Collected data:

+++++

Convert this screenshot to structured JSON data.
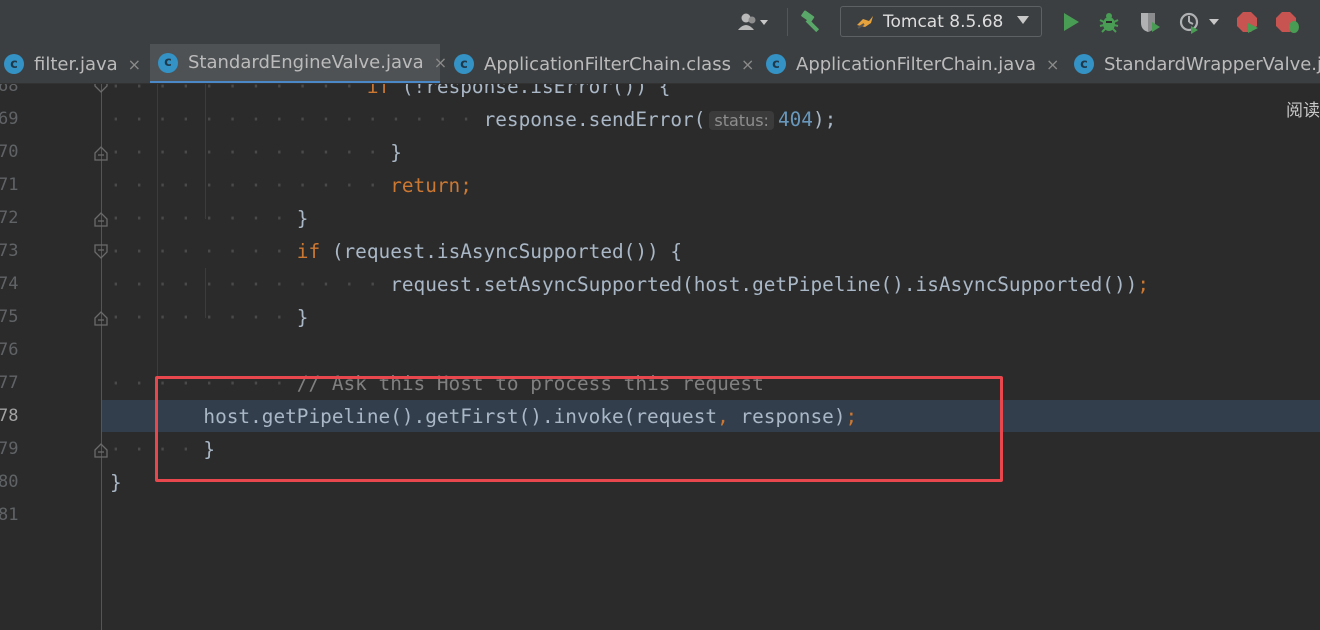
{
  "toolbar": {
    "run_config_label": "Tomcat 8.5.68",
    "icons": [
      "user-icon",
      "build-hammer-icon",
      "run-icon",
      "debug-icon",
      "coverage-icon",
      "profile-icon",
      "stop-icon"
    ]
  },
  "tabs": [
    {
      "label": "filter.java",
      "close": "×",
      "active": false
    },
    {
      "label": "StandardEngineValve.java",
      "close": "×",
      "active": true
    },
    {
      "label": "ApplicationFilterChain.class",
      "close": "×",
      "active": false
    },
    {
      "label": "ApplicationFilterChain.java",
      "close": "×",
      "active": false
    },
    {
      "label": "StandardWrapperValve.ja",
      "active": false
    }
  ],
  "tab_icon_letter": "c",
  "side_label": "阅读",
  "param_hint": "status:",
  "code_lines": [
    {
      "num": "68"
    },
    {
      "num": "69",
      "method": "response.sendError(",
      "value": "404",
      "end": ");"
    },
    {
      "num": "70",
      "text": "}"
    },
    {
      "num": "71",
      "kw": "return",
      "punct": ";"
    },
    {
      "num": "72",
      "text": "}"
    },
    {
      "num": "73",
      "kw": "if",
      "rest": " (request.isAsyncSupported()) {"
    },
    {
      "num": "74",
      "text": "request.setAsyncSupported(host.getPipeline().isAsyncSupported())",
      "punct": ";"
    },
    {
      "num": "75",
      "text": "}"
    },
    {
      "num": "76"
    },
    {
      "num": "77",
      "comment": "// Ask this Host to process this request"
    },
    {
      "num": "78",
      "text_a": "host.getPipeline().getFirst().invoke(request",
      "comma": ",",
      "text_b": " response)",
      "punct": ";"
    },
    {
      "num": "79",
      "text": "}"
    },
    {
      "num": "80",
      "text": "}"
    },
    {
      "num": "81"
    }
  ],
  "colors": {
    "background": "#2b2b2b",
    "keyword": "#cc7832",
    "number": "#6897bb",
    "comment": "#808080",
    "plain": "#a9b7c6",
    "annotation_border": "#e8484d",
    "current_line": "#323e4c"
  }
}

+++++

Exercise: List every line above that holds the word "comment".

Result below:
      "comment": "// Ask this Host to process this request"
    "comment": "#808080",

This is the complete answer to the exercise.